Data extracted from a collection
--- Begin ---

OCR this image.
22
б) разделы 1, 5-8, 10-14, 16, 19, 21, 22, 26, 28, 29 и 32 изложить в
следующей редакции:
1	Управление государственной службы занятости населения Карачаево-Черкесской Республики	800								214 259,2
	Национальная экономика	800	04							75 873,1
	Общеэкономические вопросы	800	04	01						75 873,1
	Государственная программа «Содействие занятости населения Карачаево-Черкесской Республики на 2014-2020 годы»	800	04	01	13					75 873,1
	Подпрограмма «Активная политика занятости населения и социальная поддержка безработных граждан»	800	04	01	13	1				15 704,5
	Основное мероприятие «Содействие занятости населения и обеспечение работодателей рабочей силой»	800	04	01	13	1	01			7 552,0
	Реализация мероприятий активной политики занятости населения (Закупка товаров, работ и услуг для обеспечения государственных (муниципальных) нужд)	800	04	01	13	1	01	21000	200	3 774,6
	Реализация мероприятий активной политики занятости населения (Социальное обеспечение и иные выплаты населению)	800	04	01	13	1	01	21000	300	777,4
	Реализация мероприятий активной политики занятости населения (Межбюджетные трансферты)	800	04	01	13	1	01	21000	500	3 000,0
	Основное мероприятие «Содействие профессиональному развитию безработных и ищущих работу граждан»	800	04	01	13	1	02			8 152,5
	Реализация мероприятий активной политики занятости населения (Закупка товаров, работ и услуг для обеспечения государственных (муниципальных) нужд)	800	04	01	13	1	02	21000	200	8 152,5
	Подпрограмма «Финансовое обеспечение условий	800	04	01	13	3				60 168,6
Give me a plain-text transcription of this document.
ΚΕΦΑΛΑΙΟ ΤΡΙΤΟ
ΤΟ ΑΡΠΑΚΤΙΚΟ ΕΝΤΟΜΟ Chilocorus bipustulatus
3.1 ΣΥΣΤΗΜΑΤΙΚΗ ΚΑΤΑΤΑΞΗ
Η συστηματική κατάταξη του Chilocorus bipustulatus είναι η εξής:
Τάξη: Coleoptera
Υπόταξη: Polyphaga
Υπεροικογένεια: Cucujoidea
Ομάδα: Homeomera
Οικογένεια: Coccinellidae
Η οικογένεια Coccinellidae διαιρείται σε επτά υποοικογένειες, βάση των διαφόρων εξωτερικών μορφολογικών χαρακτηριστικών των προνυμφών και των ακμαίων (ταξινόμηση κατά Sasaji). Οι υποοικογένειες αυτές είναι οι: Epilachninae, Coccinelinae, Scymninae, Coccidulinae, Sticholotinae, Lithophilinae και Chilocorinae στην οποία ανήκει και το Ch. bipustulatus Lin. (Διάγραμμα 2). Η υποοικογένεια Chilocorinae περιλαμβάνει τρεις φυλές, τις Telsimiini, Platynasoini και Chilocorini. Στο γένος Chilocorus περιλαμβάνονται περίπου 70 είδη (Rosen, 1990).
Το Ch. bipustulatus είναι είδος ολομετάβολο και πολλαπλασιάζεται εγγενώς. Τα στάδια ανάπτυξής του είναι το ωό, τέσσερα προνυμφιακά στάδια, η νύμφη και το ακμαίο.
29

--- End ---

» **Set problem**
Scan the records above for the string "this", then select every line that holds it.

» **Full response**
OCR this image.
Give me a plain-text transcription of this document.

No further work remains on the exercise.